→ **THE TASK**: Among the entries that follow, find every line with the word "ämnen" and copy it.

[RECORDS FOR THIS TASK]

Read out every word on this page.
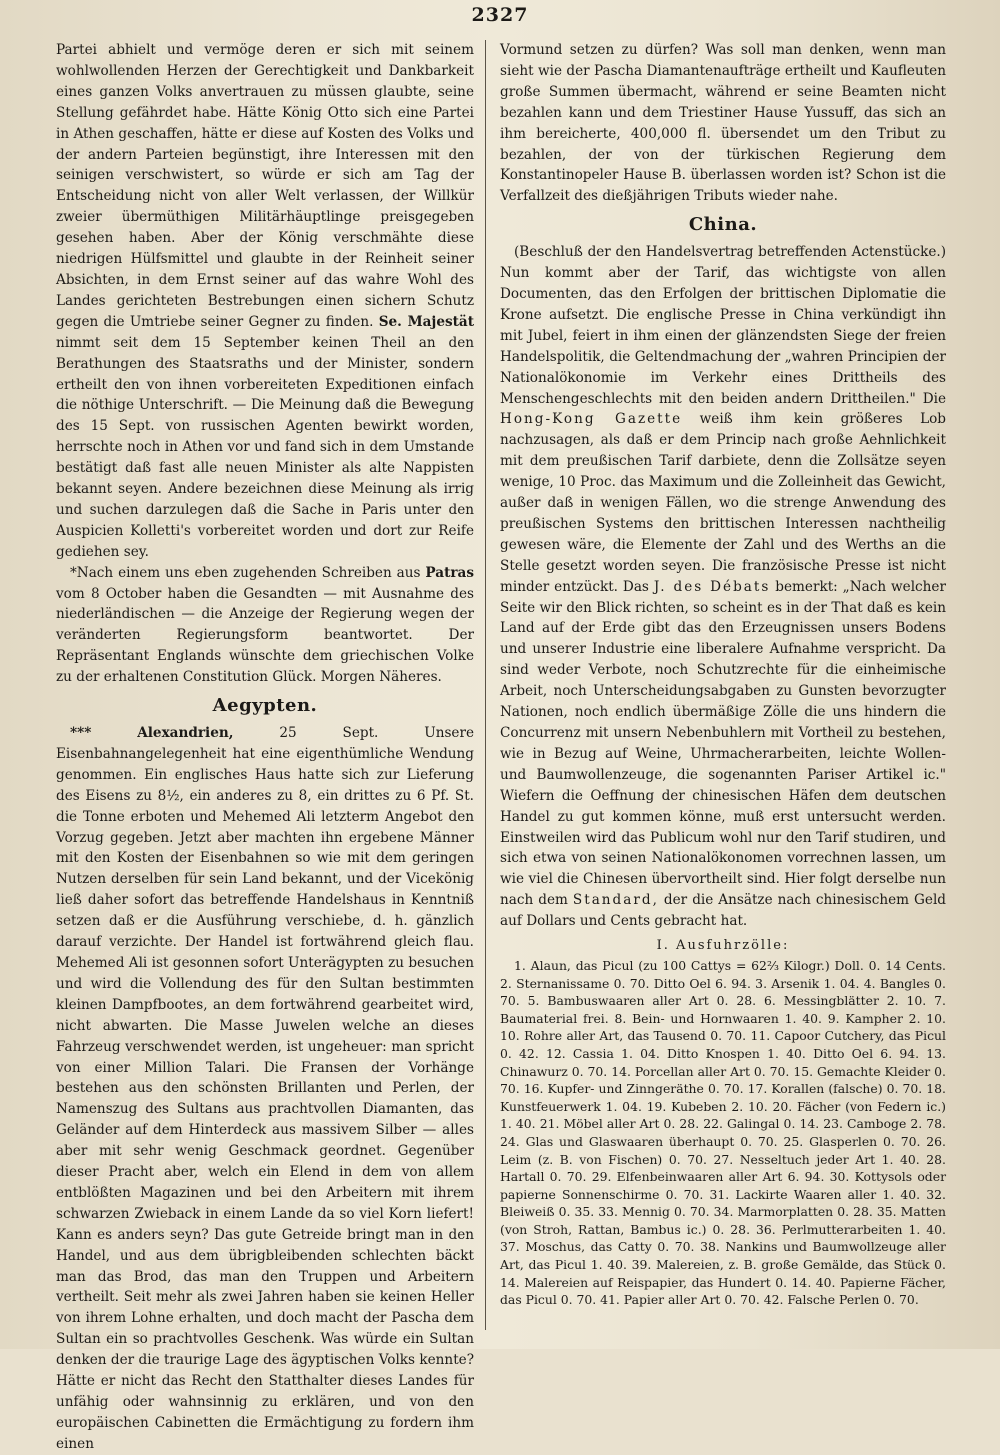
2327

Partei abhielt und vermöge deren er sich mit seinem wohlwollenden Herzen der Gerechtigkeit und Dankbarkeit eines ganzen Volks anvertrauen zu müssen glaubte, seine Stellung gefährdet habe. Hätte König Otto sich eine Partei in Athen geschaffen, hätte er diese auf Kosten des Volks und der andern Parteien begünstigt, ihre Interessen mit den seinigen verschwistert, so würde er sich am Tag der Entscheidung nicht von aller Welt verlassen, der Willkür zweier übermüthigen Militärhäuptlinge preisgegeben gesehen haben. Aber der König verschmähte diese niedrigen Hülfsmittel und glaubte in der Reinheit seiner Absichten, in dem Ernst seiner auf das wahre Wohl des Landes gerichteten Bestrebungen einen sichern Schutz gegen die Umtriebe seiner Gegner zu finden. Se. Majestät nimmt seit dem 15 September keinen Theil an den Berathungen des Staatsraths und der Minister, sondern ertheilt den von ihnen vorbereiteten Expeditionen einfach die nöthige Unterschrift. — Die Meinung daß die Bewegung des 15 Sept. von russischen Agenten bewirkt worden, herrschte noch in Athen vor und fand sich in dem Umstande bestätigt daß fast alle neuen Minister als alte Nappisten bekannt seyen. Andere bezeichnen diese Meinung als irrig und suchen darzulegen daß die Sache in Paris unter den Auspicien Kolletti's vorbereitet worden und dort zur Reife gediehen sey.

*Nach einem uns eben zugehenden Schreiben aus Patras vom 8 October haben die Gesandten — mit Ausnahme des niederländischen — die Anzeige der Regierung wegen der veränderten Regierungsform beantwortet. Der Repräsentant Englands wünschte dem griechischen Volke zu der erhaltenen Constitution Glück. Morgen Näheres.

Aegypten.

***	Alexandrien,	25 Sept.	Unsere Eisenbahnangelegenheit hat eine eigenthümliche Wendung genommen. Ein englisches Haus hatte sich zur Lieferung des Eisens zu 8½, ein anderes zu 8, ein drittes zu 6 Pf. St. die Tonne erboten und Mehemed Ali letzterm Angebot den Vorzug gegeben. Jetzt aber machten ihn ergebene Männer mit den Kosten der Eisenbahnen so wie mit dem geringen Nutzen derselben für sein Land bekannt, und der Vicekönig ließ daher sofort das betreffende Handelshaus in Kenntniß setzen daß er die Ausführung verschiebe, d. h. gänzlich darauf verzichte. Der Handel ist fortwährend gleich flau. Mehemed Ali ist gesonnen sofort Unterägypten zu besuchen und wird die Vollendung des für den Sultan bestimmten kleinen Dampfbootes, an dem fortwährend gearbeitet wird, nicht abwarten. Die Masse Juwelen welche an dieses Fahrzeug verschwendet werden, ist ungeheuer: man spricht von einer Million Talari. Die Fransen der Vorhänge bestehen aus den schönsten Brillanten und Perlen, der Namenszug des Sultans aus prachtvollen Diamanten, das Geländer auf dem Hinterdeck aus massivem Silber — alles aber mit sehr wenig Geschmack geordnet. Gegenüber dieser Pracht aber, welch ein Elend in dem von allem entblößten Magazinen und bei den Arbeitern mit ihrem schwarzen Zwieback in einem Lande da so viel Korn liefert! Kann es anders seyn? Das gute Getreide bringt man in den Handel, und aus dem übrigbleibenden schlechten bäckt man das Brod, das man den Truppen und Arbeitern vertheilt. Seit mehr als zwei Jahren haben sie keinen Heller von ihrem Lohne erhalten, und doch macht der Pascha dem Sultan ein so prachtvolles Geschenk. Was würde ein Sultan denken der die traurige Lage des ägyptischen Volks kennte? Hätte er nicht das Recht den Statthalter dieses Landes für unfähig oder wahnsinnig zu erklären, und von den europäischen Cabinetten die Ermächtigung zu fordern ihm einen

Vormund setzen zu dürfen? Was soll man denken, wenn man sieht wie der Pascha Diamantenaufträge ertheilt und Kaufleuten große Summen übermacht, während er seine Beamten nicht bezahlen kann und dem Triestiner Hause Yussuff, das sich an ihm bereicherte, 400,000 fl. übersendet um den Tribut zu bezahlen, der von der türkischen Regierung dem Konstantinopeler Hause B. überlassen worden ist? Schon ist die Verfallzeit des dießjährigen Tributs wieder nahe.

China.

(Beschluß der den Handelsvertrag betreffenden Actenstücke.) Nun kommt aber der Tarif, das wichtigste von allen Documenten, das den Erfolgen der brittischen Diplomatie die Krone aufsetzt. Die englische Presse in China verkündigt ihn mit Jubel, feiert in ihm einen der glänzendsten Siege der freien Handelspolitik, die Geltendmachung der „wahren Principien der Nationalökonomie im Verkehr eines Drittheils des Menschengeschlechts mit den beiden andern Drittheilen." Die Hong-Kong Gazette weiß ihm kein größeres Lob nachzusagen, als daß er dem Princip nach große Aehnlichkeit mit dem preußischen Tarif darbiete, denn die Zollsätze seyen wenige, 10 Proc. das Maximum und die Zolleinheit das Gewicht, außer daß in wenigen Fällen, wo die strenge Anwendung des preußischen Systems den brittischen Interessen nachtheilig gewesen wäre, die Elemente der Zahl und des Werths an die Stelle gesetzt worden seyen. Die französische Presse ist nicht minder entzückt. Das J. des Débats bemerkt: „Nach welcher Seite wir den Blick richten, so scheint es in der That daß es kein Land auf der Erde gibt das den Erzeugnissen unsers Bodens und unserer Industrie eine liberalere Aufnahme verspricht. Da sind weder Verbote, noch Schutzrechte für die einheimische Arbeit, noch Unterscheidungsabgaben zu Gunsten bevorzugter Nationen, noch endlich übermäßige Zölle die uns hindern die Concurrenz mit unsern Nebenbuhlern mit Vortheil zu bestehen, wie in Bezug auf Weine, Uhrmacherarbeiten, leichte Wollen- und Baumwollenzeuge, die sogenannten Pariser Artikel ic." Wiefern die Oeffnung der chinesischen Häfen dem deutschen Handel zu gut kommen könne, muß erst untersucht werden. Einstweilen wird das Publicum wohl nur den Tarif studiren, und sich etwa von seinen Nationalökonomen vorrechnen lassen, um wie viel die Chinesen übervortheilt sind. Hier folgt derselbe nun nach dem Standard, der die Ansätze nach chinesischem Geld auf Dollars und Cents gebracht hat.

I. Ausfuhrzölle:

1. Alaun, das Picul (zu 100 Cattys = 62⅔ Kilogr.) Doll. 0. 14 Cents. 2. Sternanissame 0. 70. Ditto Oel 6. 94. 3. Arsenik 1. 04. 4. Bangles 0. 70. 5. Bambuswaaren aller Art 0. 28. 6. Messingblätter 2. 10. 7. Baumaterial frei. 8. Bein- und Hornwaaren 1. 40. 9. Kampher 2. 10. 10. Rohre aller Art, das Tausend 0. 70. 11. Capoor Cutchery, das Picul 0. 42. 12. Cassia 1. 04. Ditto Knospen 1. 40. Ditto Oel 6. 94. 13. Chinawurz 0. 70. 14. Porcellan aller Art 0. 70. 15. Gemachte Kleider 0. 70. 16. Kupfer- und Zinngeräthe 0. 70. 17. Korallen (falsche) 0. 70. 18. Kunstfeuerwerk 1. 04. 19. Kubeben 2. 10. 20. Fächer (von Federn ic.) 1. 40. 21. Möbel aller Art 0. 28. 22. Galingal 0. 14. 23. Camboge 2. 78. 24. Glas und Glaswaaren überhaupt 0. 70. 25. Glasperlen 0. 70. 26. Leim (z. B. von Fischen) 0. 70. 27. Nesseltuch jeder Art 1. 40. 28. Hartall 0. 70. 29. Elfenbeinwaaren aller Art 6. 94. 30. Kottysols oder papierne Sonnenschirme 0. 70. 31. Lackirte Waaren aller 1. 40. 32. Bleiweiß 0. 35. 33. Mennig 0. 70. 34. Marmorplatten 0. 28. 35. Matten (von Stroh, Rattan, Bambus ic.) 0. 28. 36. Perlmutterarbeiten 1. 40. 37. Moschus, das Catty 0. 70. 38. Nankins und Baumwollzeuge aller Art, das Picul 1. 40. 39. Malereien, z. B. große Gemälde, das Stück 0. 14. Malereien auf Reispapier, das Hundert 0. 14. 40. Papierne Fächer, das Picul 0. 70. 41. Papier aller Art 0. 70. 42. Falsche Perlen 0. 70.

[/RECORDS FOR THIS TASK]
[RECORDS FOR THIS TASK]

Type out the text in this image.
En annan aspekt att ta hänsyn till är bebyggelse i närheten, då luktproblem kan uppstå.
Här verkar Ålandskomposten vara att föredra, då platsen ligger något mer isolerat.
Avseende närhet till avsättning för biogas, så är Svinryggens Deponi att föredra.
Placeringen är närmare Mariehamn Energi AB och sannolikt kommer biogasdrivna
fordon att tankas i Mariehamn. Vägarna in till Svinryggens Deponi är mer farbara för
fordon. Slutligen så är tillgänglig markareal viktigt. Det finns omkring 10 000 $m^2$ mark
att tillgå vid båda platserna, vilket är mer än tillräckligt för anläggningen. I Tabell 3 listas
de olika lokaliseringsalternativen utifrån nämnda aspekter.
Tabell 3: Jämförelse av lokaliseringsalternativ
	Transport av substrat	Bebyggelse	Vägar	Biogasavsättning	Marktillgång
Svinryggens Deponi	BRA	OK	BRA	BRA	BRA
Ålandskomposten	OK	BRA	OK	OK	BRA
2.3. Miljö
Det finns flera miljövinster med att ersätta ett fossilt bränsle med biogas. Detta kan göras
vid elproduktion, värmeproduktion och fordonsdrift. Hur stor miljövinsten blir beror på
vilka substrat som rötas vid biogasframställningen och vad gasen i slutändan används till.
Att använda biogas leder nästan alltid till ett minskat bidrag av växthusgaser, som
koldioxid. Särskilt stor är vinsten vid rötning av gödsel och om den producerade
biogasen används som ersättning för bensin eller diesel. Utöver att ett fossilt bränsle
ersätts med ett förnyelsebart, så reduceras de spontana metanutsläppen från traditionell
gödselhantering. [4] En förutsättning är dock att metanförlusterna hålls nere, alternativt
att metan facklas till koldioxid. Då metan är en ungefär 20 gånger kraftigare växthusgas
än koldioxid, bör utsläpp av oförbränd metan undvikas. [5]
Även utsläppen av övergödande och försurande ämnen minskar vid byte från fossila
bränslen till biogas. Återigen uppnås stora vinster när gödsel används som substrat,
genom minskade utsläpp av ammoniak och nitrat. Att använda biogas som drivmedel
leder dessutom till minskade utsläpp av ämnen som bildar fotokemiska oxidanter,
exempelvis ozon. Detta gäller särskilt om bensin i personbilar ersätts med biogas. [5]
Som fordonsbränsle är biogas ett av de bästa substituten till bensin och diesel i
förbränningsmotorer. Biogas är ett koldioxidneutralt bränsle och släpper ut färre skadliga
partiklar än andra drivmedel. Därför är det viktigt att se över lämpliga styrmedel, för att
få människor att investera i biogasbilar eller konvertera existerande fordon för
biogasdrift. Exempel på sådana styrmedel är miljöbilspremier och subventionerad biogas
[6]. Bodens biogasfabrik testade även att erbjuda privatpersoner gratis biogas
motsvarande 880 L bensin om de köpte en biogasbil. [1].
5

[/RECORDS FOR THIS TASK]
[RECORDS FOR THIS TASK]

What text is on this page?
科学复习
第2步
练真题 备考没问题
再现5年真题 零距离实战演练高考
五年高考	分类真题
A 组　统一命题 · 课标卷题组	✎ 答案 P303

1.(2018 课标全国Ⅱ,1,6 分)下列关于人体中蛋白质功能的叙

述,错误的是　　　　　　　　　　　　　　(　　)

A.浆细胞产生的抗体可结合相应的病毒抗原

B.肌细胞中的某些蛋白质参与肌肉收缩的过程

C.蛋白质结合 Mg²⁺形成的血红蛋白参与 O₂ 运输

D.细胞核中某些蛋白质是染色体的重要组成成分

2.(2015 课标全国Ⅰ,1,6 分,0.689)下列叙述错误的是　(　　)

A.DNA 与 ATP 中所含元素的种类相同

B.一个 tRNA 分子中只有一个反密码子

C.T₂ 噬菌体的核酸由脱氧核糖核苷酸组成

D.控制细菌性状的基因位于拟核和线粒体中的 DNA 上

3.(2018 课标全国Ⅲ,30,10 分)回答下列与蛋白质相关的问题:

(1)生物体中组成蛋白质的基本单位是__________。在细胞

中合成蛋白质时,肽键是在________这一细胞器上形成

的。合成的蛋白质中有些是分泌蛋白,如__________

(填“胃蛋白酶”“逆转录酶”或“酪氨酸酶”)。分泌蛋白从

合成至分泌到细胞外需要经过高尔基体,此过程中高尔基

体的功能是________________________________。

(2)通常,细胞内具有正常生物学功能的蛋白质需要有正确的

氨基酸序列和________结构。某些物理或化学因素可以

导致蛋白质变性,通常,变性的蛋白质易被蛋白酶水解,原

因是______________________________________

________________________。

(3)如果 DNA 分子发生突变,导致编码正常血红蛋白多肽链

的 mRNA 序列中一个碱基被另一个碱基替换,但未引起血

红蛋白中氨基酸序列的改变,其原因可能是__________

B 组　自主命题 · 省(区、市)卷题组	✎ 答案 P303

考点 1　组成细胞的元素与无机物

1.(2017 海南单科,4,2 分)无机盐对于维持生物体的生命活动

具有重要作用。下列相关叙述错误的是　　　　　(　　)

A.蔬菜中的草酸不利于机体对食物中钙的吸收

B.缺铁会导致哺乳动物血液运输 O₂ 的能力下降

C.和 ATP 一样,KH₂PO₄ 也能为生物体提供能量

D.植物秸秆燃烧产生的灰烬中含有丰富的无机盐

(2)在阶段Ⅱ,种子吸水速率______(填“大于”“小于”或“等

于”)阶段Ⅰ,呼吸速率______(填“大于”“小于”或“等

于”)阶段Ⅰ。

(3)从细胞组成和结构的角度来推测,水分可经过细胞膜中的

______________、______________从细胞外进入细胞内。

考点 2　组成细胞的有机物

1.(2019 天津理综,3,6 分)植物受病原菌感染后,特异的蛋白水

[/RECORDS FOR THIS TASK]

→ **SOLUTION FOR THIS TASK**:
Även utsläppen av övergödande och försurande ämnen minskar vid byte från fossila
leder dessutom till minskade utsläpp av ämnen som bildar fotokemiska oxidanter,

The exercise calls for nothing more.